Pictures do not belong in the copy. Return all of the entries exactly.

Dataset items:
-- begin --

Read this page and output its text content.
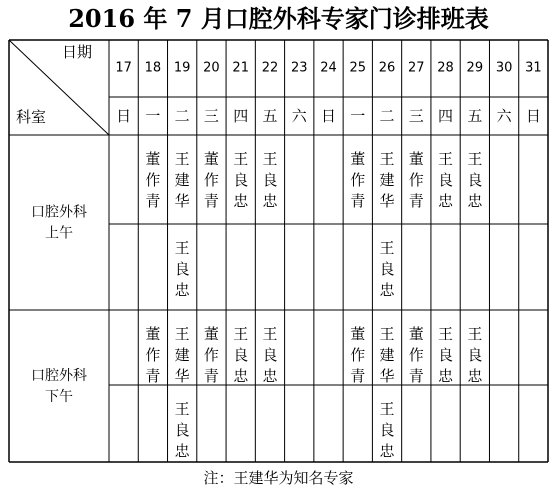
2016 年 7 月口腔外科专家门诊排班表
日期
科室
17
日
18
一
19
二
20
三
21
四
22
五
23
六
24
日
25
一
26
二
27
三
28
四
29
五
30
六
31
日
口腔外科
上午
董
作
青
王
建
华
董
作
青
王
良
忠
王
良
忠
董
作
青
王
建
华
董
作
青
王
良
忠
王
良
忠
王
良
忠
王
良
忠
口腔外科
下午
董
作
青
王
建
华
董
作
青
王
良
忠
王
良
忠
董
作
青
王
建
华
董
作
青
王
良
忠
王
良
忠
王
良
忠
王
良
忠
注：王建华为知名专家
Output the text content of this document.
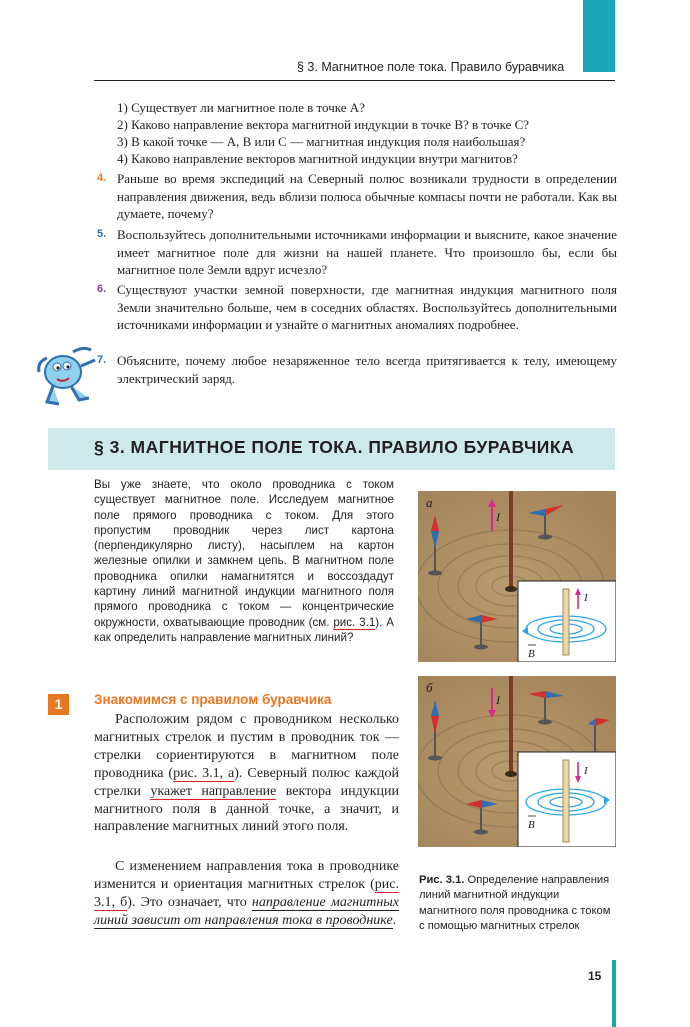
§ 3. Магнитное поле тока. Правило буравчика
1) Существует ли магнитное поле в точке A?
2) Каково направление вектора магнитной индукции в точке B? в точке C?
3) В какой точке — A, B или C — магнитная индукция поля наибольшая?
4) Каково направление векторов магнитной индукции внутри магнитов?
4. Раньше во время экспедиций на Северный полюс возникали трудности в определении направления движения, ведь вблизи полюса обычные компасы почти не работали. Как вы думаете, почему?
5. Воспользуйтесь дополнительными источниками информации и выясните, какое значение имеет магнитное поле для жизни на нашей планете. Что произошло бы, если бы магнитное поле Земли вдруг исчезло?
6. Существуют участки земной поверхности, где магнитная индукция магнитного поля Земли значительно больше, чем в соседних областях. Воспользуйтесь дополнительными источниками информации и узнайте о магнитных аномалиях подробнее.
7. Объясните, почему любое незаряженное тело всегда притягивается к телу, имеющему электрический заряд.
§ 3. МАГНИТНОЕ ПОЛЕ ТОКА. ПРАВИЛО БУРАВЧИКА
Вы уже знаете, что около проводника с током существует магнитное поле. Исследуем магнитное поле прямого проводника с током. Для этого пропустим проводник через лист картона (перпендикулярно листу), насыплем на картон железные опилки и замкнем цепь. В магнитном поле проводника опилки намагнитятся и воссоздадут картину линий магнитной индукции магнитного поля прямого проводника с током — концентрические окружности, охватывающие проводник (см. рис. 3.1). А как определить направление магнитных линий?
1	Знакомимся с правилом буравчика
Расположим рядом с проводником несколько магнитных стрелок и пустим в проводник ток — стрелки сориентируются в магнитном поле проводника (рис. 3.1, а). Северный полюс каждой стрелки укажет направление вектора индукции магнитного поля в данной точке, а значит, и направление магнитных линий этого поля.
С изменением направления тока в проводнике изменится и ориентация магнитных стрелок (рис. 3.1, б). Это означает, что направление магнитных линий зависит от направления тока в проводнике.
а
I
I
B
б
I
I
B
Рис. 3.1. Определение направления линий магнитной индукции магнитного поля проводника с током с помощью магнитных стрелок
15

-- end --

▶ **Solution to this task**:
Read this page and output its text content.
2016 年 7 月口腔外科专家门诊排班表
日期
科室
17
日
18
一
19
二
20
三
21
四
22
五
23
六
24
日
25
一
26
二
27
三
28
四
29
五
30
六
31
日
口腔外科
上午
董
作
青
王
建
华
董
作
青
王
良
忠
王
良
忠
董
作
青
王
建
华
董
作
青
王
良
忠
王
良
忠
王
良
忠
王
良
忠
口腔外科
下午
董
作
青
王
建
华
董
作
青
王
良
忠
王
良
忠
董
作
青
王
建
华
董
作
青
王
良
忠
王
良
忠
王
良
忠
王
良
忠
注：王建华为知名专家
Output the text content of this document.
§ 3. Магнитное поле тока. Правило буравчика
1) Существует ли магнитное поле в точке A?
2) Каково направление вектора магнитной индукции в точке B? в точке C?
3) В какой точке — A, B или C — магнитная индукция поля наибольшая?
4) Каково направление векторов магнитной индукции внутри магнитов?
4. Раньше во время экспедиций на Северный полюс возникали трудности в определении направления движения, ведь вблизи полюса обычные компасы почти не работали. Как вы думаете, почему?
5. Воспользуйтесь дополнительными источниками информации и выясните, какое значение имеет магнитное поле для жизни на нашей планете. Что произошло бы, если бы магнитное поле Земли вдруг исчезло?
6. Существуют участки земной поверхности, где магнитная индукция магнитного поля Земли значительно больше, чем в соседних областях. Воспользуйтесь дополнительными источниками информации и узнайте о магнитных аномалиях подробнее.
7. Объясните, почему любое незаряженное тело всегда притягивается к телу, имеющему электрический заряд.
§ 3. МАГНИТНОЕ ПОЛЕ ТОКА. ПРАВИЛО БУРАВЧИКА
Вы уже знаете, что около проводника с током существует магнитное поле. Исследуем магнитное поле прямого проводника с током. Для этого пропустим проводник через лист картона (перпендикулярно листу), насыплем на картон железные опилки и замкнем цепь. В магнитном поле проводника опилки намагнитятся и воссоздадут картину линий магнитной индукции магнитного поля прямого проводника с током — концентрические окружности, охватывающие проводник (см. рис. 3.1). А как определить направление магнитных линий?
1	Знакомимся с правилом буравчика
Расположим рядом с проводником несколько магнитных стрелок и пустим в проводник ток — стрелки сориентируются в магнитном поле проводника (рис. 3.1, а). Северный полюс каждой стрелки укажет направление вектора индукции магнитного поля в данной точке, а значит, и направление магнитных линий этого поля.
С изменением направления тока в проводнике изменится и ориентация магнитных стрелок (рис. 3.1, б). Это означает, что направление магнитных линий зависит от направления тока в проводнике.
а
I
I
B
б
I
I
B
Рис. 3.1. Определение направления линий магнитной индукции магнитного поля проводника с током с помощью магнитных стрелок
15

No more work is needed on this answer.